# WHAT YOU HAVE TO DO:
Take each line containing "ухудшения" and report it exactly as written.

# RECORDS FOR THE EXERCISE:

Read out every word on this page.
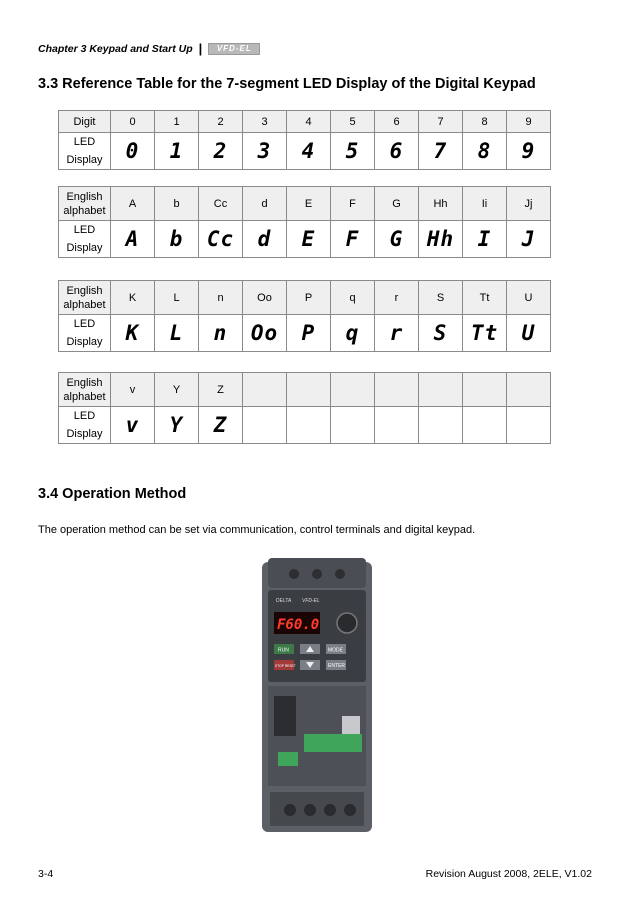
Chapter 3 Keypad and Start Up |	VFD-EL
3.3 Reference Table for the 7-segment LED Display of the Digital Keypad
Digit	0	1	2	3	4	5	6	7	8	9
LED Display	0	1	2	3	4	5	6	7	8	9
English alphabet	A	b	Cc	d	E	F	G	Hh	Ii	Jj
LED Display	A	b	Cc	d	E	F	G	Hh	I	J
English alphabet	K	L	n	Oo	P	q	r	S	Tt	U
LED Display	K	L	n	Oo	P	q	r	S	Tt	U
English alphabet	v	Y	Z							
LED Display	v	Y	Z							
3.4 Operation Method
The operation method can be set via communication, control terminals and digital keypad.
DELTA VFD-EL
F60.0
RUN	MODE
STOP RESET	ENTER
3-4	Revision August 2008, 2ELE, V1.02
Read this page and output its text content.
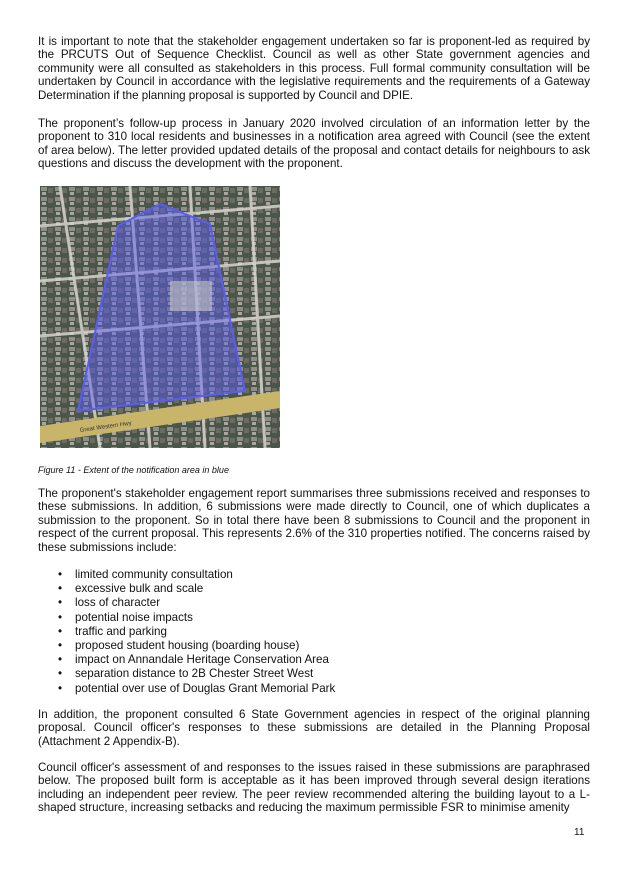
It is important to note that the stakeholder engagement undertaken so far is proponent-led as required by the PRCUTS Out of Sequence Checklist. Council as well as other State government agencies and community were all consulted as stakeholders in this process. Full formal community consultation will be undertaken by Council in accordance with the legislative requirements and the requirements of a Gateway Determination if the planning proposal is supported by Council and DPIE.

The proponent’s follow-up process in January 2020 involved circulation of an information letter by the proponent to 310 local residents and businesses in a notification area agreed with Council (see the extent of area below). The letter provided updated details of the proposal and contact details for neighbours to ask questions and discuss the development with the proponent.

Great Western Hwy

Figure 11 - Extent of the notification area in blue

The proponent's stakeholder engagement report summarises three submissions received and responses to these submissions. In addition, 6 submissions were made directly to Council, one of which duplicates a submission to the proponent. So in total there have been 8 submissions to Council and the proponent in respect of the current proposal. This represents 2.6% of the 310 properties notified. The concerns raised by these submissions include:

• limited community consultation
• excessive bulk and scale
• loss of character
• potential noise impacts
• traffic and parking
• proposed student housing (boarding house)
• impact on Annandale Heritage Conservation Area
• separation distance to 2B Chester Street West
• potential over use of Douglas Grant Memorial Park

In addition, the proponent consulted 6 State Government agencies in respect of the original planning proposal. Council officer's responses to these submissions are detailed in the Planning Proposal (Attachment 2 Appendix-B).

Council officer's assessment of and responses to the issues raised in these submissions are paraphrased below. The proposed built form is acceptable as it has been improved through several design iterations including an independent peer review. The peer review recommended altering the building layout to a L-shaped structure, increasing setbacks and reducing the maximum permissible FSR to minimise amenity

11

==

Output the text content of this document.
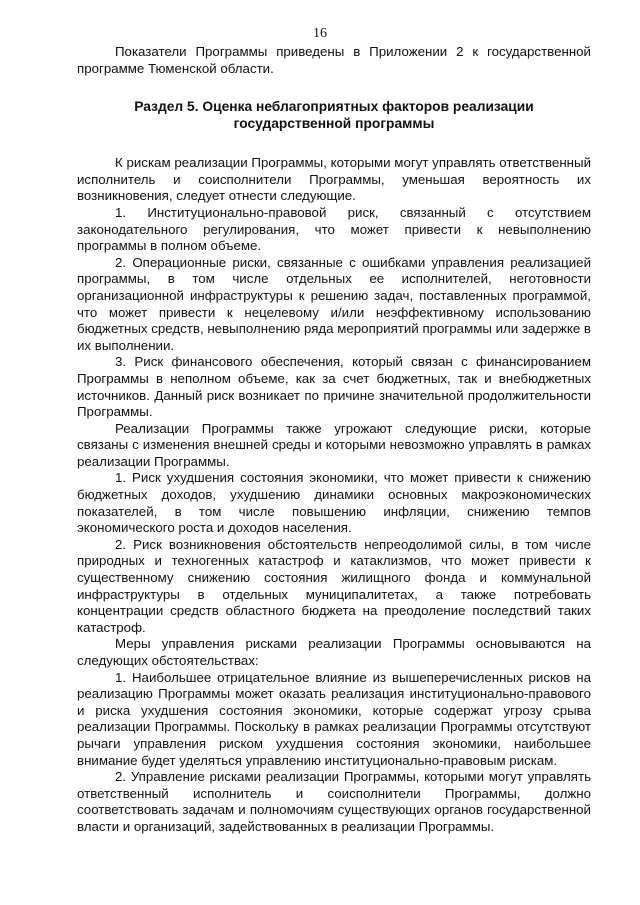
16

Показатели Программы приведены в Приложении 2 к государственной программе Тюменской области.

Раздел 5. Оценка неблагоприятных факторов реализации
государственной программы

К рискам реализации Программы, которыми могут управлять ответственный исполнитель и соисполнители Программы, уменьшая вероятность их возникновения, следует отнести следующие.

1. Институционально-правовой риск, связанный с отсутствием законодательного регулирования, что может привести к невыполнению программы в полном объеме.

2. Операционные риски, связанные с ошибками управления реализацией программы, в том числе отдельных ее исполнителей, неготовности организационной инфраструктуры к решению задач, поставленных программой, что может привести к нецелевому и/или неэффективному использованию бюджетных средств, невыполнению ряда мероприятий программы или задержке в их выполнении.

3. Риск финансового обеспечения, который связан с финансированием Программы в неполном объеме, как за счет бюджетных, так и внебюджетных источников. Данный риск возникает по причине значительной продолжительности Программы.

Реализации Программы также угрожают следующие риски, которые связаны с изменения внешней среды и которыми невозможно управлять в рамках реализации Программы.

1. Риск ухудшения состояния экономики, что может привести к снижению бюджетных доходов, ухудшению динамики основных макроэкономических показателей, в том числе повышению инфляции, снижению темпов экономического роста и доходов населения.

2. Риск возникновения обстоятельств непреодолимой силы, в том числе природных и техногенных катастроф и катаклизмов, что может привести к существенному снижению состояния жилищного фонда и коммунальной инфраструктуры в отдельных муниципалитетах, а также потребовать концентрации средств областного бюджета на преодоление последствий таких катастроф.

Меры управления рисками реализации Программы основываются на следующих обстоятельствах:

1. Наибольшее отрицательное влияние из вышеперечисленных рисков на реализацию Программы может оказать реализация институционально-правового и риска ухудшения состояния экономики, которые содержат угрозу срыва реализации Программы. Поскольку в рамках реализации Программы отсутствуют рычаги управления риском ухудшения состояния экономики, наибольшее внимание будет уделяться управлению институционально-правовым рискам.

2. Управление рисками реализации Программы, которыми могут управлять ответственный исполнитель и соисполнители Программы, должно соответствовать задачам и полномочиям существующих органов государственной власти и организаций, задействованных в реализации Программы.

# WORKED SOLUTION:
1. Риск ухудшения состояния экономики, что может привести к снижению бюджетных доходов, ухудшению динамики основных макроэкономических показателей, в том числе повышению инфляции, снижению темпов экономического роста и доходов населения.
1. Наибольшее отрицательное влияние из вышеперечисленных рисков на реализацию Программы может оказать реализация институционально-правового и риска ухудшения состояния экономики, которые содержат угрозу срыва реализации Программы. Поскольку в рамках реализации Программы отсутствуют рычаги управления риском ухудшения состояния экономики, наибольшее внимание будет уделяться управлению институционально-правовым рискам.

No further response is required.